■ Task requirements
Restate all the material verbatim, except for the pictures.

Stored data
┌────────
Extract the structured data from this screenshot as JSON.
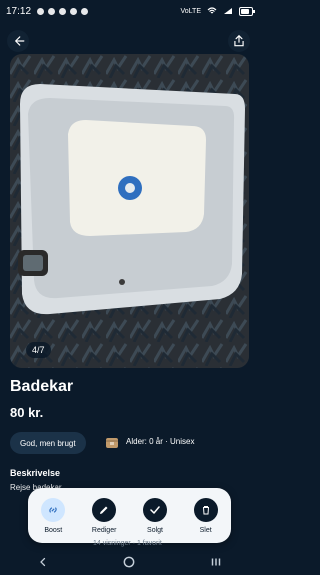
{
  "status": {
    "time": "17:12",
    "network": "VoLTE",
    "battery_level": 0.8
  },
  "product": {
    "image_counter": "4/7",
    "title": "Badekar",
    "price": "80 kr.",
    "condition": "God, men brugt",
    "meta": "Alder: 0 år · Unisex",
    "description_title": "Beskrivelse",
    "description_text": "Rejse badekar"
  },
  "actions": {
    "boost": "Boost",
    "edit": "Rediger",
    "sold": "Solgt",
    "delete": "Slet"
  },
  "stats": {
    "views": "14 visninger · 1 favorit"
  },
  "colors": {
    "background": "#0b1a2a",
    "panel": "#f3f6f9",
    "chip": "#1b3248",
    "accent_blue": "#2f6fbf",
    "boost_bg": "#cfe6ff"
  },
  "icons": [
    "back-arrow-icon",
    "share-icon",
    "link-icon",
    "pencil-icon",
    "check-icon",
    "trash-icon",
    "nav-back-icon",
    "nav-home-icon",
    "nav-recents-icon"
  ]
}
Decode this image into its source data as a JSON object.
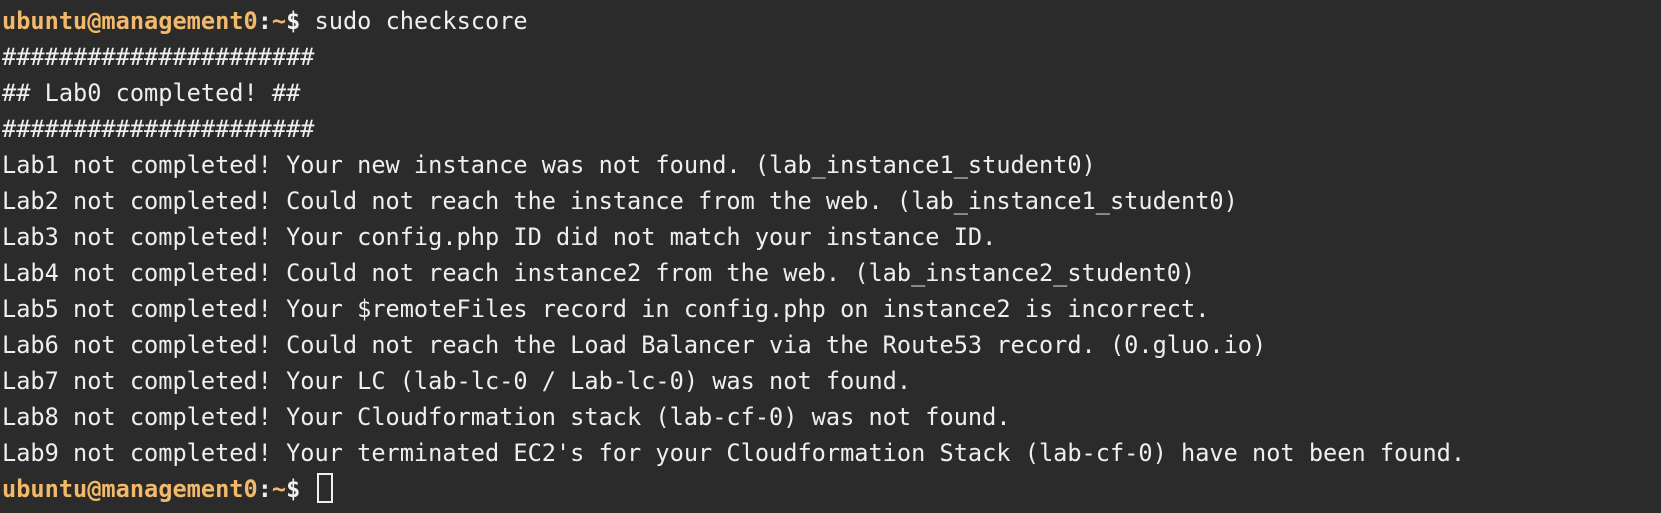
{
  "terminal": {
    "prompt": {
      "user_host": "ubuntu@management0",
      "separator": ":",
      "path": "~",
      "symbol": "$"
    },
    "command": " sudo checkscore",
    "output": [
      "######################",
      "## Lab0 completed! ##",
      "######################",
      "Lab1 not completed! Your new instance was not found. (lab_instance1_student0)",
      "Lab2 not completed! Could not reach the instance from the web. (lab_instance1_student0)",
      "Lab3 not completed! Your config.php ID did not match your instance ID.",
      "Lab4 not completed! Could not reach instance2 from the web. (lab_instance2_student0)",
      "Lab5 not completed! Your $remoteFiles record in config.php on instance2 is incorrect.",
      "Lab6 not completed! Could not reach the Load Balancer via the Route53 record. (0.gluo.io)",
      "Lab7 not completed! Your LC (lab-lc-0 / Lab-lc-0) was not found.",
      "Lab8 not completed! Your Cloudformation stack (lab-cf-0) was not found.",
      "Lab9 not completed! Your terminated EC2's for your Cloudformation Stack (lab-cf-0) have not been found."
    ],
    "colors": {
      "background": "#2b2b2b",
      "text": "#efefef",
      "prompt": "#f2b96a"
    }
  }
}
└────────
■ Final result
Extract the structured data from this screenshot as JSON.
{
  "status": {
    "time": "17:12",
    "network": "VoLTE",
    "battery_level": 0.8
  },
  "product": {
    "image_counter": "4/7",
    "title": "Badekar",
    "price": "80 kr.",
    "condition": "God, men brugt",
    "meta": "Alder: 0 år · Unisex",
    "description_title": "Beskrivelse",
    "description_text": "Rejse badekar"
  },
  "actions": {
    "boost": "Boost",
    "edit": "Rediger",
    "sold": "Solgt",
    "delete": "Slet"
  },
  "stats": {
    "views": "14 visninger · 1 favorit"
  },
  "colors": {
    "background": "#0b1a2a",
    "panel": "#f3f6f9",
    "chip": "#1b3248",
    "accent_blue": "#2f6fbf",
    "boost_bg": "#cfe6ff"
  },
  "icons": [
    "back-arrow-icon",
    "share-icon",
    "link-icon",
    "pencil-icon",
    "check-icon",
    "trash-icon",
    "nav-back-icon",
    "nav-home-icon",
    "nav-recents-icon"
  ]
}
Decode this image into its source data as a JSON object.
{
  "terminal": {
    "prompt": {
      "user_host": "ubuntu@management0",
      "separator": ":",
      "path": "~",
      "symbol": "$"
    },
    "command": " sudo checkscore",
    "output": [
      "######################",
      "## Lab0 completed! ##",
      "######################",
      "Lab1 not completed! Your new instance was not found. (lab_instance1_student0)",
      "Lab2 not completed! Could not reach the instance from the web. (lab_instance1_student0)",
      "Lab3 not completed! Your config.php ID did not match your instance ID.",
      "Lab4 not completed! Could not reach instance2 from the web. (lab_instance2_student0)",
      "Lab5 not completed! Your $remoteFiles record in config.php on instance2 is incorrect.",
      "Lab6 not completed! Could not reach the Load Balancer via the Route53 record. (0.gluo.io)",
      "Lab7 not completed! Your LC (lab-lc-0 / Lab-lc-0) was not found.",
      "Lab8 not completed! Your Cloudformation stack (lab-cf-0) was not found.",
      "Lab9 not completed! Your terminated EC2's for your Cloudformation Stack (lab-cf-0) have not been found."
    ],
    "colors": {
      "background": "#2b2b2b",
      "text": "#efefef",
      "prompt": "#f2b96a"
    }
  }
}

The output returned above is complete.